[START INPUT FOR THIS TASK]

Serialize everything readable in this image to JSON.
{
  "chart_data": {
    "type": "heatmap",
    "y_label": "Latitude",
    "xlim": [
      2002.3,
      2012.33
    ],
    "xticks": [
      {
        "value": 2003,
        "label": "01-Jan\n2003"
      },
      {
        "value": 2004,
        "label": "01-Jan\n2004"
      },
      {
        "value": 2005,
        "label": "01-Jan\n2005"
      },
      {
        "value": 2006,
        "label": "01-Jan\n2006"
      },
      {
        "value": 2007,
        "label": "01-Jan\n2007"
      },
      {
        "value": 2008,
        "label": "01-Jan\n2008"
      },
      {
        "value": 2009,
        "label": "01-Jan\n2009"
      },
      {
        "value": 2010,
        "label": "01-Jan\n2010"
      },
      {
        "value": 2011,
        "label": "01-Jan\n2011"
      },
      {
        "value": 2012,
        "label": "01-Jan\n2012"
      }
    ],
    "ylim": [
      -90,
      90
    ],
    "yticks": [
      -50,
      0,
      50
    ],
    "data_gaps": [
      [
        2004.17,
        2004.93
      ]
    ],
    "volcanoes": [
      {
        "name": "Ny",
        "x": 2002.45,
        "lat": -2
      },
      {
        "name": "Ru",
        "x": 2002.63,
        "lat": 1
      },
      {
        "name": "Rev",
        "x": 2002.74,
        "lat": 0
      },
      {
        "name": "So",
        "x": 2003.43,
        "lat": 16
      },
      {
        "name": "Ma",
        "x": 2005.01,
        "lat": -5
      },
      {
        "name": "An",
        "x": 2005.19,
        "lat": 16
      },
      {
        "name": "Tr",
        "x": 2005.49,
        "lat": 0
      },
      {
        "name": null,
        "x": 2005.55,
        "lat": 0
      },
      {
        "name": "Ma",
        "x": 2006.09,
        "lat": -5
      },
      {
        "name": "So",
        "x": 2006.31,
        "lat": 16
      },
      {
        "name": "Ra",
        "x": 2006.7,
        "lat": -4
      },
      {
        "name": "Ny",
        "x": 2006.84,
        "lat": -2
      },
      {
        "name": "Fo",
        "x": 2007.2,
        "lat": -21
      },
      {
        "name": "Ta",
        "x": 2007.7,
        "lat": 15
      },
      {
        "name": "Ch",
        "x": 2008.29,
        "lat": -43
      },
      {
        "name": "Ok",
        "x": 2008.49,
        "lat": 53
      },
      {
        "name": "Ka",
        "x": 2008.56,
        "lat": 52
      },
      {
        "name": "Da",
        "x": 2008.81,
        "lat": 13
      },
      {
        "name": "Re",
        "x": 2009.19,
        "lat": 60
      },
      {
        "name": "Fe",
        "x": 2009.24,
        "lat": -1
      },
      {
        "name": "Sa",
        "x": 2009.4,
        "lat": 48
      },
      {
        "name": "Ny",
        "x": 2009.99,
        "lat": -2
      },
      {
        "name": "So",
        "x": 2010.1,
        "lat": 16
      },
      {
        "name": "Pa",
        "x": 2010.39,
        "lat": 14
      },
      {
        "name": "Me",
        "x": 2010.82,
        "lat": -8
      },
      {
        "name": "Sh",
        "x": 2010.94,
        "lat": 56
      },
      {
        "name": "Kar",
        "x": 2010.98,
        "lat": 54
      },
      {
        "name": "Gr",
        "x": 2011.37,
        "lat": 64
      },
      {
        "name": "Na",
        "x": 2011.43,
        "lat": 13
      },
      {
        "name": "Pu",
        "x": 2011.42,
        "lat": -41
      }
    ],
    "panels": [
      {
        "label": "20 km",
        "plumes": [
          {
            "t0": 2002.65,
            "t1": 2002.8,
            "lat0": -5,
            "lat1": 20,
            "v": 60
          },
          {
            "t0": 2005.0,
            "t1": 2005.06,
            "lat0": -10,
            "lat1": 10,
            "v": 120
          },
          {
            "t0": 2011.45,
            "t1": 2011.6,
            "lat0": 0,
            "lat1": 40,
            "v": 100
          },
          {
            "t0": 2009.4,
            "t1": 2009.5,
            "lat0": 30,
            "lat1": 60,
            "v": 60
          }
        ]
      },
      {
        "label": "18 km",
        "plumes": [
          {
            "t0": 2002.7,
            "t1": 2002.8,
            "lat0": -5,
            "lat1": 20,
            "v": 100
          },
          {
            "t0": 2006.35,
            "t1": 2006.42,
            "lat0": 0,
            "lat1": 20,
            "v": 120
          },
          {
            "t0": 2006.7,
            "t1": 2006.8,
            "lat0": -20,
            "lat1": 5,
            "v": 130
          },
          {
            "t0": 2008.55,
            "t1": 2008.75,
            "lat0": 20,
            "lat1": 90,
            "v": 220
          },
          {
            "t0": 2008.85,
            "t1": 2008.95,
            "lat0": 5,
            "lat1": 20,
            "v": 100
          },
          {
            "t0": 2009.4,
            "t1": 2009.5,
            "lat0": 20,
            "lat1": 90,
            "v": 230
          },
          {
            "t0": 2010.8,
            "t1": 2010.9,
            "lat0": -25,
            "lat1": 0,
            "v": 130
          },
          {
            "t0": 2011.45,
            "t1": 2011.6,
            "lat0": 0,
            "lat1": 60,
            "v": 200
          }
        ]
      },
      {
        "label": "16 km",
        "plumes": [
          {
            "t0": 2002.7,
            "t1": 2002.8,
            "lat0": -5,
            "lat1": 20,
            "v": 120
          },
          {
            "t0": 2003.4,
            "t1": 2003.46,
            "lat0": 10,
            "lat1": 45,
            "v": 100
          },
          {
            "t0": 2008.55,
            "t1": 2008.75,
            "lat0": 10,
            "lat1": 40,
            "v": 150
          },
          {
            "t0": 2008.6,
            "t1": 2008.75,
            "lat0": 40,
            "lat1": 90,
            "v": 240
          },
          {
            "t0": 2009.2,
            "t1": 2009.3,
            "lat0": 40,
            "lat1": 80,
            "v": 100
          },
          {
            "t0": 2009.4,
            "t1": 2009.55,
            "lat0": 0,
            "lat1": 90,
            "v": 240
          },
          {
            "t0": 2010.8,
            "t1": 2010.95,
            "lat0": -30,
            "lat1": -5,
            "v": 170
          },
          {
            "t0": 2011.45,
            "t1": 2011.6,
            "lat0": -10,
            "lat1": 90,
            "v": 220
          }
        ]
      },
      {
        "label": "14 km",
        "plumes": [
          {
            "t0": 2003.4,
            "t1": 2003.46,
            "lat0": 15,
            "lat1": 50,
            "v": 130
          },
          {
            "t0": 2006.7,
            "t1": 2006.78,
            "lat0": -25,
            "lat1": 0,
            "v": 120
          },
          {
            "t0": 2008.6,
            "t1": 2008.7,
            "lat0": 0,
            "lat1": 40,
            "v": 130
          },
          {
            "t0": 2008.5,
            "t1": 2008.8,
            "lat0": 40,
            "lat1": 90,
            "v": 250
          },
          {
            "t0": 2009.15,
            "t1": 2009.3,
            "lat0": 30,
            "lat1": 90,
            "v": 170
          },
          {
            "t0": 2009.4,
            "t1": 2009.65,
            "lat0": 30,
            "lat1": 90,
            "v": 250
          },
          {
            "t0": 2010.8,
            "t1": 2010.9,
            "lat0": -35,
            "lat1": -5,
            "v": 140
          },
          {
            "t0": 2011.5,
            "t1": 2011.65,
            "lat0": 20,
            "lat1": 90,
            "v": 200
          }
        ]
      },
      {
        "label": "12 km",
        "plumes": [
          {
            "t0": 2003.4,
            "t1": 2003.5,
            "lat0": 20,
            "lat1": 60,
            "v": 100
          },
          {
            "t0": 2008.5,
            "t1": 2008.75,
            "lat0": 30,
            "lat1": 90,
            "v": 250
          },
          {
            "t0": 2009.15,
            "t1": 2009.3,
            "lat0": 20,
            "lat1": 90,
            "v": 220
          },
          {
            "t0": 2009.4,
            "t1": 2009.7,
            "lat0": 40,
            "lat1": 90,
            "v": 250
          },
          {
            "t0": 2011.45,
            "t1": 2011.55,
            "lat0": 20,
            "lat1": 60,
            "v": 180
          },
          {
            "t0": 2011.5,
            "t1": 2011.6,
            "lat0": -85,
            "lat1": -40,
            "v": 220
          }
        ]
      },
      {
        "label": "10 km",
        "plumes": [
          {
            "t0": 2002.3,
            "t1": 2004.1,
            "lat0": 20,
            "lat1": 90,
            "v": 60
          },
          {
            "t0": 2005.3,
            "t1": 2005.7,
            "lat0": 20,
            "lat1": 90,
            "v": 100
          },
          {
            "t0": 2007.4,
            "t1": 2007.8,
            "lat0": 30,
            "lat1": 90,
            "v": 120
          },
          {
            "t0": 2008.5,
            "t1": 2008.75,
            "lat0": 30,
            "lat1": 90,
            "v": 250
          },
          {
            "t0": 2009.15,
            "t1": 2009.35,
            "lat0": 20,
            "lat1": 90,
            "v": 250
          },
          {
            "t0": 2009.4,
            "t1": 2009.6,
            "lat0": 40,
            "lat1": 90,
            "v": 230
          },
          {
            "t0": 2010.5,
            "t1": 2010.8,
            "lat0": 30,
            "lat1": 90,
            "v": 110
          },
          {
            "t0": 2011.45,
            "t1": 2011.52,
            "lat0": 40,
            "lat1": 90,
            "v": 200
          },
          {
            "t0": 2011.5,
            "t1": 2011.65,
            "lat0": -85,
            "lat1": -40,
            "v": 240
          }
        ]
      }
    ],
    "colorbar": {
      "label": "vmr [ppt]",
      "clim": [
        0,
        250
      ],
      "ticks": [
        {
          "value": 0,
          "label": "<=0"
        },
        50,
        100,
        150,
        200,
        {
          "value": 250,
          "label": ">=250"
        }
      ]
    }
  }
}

[END INPUT FOR THIS TASK]

**REQUIRED WORK:** Go through the lines above. Select every one that has the string "value".

**SOLVED PROBLEM:**
        "value": 2003,
        "value": 2004,
        "value": 2005,
        "value": 2006,
        "value": 2007,
        "value": 2008,
        "value": 2009,
        "value": 2010,
        "value": 2011,
        "value": 2012,
          "value": 0,
          "value": 250,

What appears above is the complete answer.